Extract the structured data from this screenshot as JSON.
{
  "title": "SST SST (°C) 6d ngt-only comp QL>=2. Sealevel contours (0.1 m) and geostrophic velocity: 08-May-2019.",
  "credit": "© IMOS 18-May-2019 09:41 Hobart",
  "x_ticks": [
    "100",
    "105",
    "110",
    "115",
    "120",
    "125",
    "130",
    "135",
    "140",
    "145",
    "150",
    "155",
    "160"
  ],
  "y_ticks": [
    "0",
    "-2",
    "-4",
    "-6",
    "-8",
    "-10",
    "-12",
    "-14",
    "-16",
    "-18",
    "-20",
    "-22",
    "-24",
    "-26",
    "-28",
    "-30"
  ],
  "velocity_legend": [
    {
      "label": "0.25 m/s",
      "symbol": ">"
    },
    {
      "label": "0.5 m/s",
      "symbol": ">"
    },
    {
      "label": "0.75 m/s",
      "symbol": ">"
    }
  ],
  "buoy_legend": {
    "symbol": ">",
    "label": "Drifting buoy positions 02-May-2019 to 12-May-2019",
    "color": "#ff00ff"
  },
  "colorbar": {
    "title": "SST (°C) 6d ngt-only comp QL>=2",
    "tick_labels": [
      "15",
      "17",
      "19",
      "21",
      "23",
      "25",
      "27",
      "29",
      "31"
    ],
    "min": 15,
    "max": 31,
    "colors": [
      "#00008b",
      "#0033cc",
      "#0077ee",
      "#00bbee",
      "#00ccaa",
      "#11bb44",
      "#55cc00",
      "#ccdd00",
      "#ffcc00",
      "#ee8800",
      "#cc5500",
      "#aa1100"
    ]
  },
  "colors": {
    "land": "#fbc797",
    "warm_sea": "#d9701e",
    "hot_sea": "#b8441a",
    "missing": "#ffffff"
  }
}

* **What is required**: Output each entry precisely as given.

* **Answer**:
Extract the structured data from this screenshot as JSON.
{
  "title": "SST SST (°C) 6d ngt-only comp QL>=2. Sealevel contours (0.1 m) and geostrophic velocity: 08-May-2019.",
  "credit": "© IMOS 18-May-2019 09:41 Hobart",
  "x_ticks": [
    "100",
    "105",
    "110",
    "115",
    "120",
    "125",
    "130",
    "135",
    "140",
    "145",
    "150",
    "155",
    "160"
  ],
  "y_ticks": [
    "0",
    "-2",
    "-4",
    "-6",
    "-8",
    "-10",
    "-12",
    "-14",
    "-16",
    "-18",
    "-20",
    "-22",
    "-24",
    "-26",
    "-28",
    "-30"
  ],
  "velocity_legend": [
    {
      "label": "0.25 m/s",
      "symbol": ">"
    },
    {
      "label": "0.5 m/s",
      "symbol": ">"
    },
    {
      "label": "0.75 m/s",
      "symbol": ">"
    }
  ],
  "buoy_legend": {
    "symbol": ">",
    "label": "Drifting buoy positions 02-May-2019 to 12-May-2019",
    "color": "#ff00ff"
  },
  "colorbar": {
    "title": "SST (°C) 6d ngt-only comp QL>=2",
    "tick_labels": [
      "15",
      "17",
      "19",
      "21",
      "23",
      "25",
      "27",
      "29",
      "31"
    ],
    "min": 15,
    "max": 31,
    "colors": [
      "#00008b",
      "#0033cc",
      "#0077ee",
      "#00bbee",
      "#00ccaa",
      "#11bb44",
      "#55cc00",
      "#ccdd00",
      "#ffcc00",
      "#ee8800",
      "#cc5500",
      "#aa1100"
    ]
  },
  "colors": {
    "land": "#fbc797",
    "warm_sea": "#d9701e",
    "hot_sea": "#b8441a",
    "missing": "#ffffff"
  }
}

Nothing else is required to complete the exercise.